Records excerpted from a collection:
——

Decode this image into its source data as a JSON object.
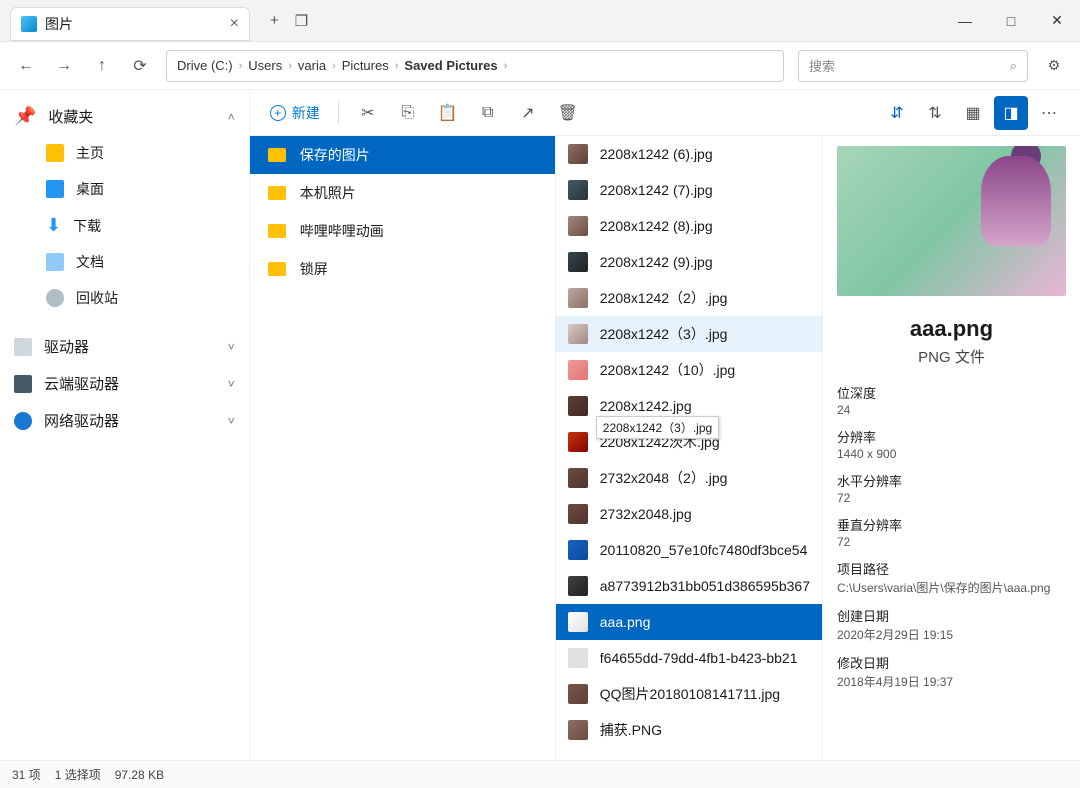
{
  "tab": {
    "title": "图片"
  },
  "window": {
    "minimize": "—",
    "maximize": "□",
    "close": "✕"
  },
  "nav": {
    "back": "←",
    "forward": "→",
    "up": "↑",
    "refresh": "⟳"
  },
  "breadcrumb": [
    "Drive (C:)",
    "Users",
    "varia",
    "Pictures",
    "Saved Pictures"
  ],
  "search": {
    "placeholder": "搜索"
  },
  "sidebar": {
    "favorites": {
      "label": "收藏夹",
      "items": [
        "主页",
        "桌面",
        "下载",
        "文档",
        "回收站"
      ]
    },
    "drives": {
      "label": "驱动器"
    },
    "cloud": {
      "label": "云端驱动器"
    },
    "network": {
      "label": "网络驱动器"
    }
  },
  "toolbar": {
    "new": "新建"
  },
  "folders": [
    "保存的图片",
    "本机照片",
    "哔哩哔哩动画",
    "锁屏"
  ],
  "files": [
    "2208x1242 (6).jpg",
    "2208x1242 (7).jpg",
    "2208x1242 (8).jpg",
    "2208x1242 (9).jpg",
    "2208x1242（2）.jpg",
    "2208x1242（3）.jpg",
    "2208x1242（10）.jpg",
    "2208x1242.jpg",
    "2208x1242茨木.jpg",
    "2732x2048（2）.jpg",
    "2732x2048.jpg",
    "20110820_57e10fc7480df3bce54",
    "a8773912b31bb051d386595b367",
    "aaa.png",
    "f64655dd-79dd-4fb1-b423-bb21",
    "QQ图片20180108141711.jpg",
    "捕获.PNG"
  ],
  "tooltip": "2208x1242（3）.jpg",
  "details": {
    "title": "aaa.png",
    "type": "PNG 文件",
    "fields": [
      {
        "label": "位深度",
        "value": "24"
      },
      {
        "label": "分辨率",
        "value": "1440 x 900"
      },
      {
        "label": "水平分辨率",
        "value": "72"
      },
      {
        "label": "垂直分辨率",
        "value": "72"
      },
      {
        "label": "项目路径",
        "value": "C:\\Users\\varia\\图片\\保存的图片\\aaa.png"
      },
      {
        "label": "创建日期",
        "value": "2020年2月29日 19:15"
      },
      {
        "label": "修改日期",
        "value": "2018年4月19日 19:37"
      }
    ]
  },
  "status": {
    "count": "31 项",
    "selection": "1 选择项",
    "size": "97.28 KB"
  }
}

——

Instructions to follow:
Copy out each line in the preceding records that contains "value".

Answer to this exercise:
        "value": "24"
        "value": "1440 x 900"
        "value": "72"
        "value": "72"
        "value": "C:\\Users\\varia\\图片\\保存的图片\\aaa.png"
        "value": "2020年2月29日 19:15"
        "value": "2018年4月19日 19:37"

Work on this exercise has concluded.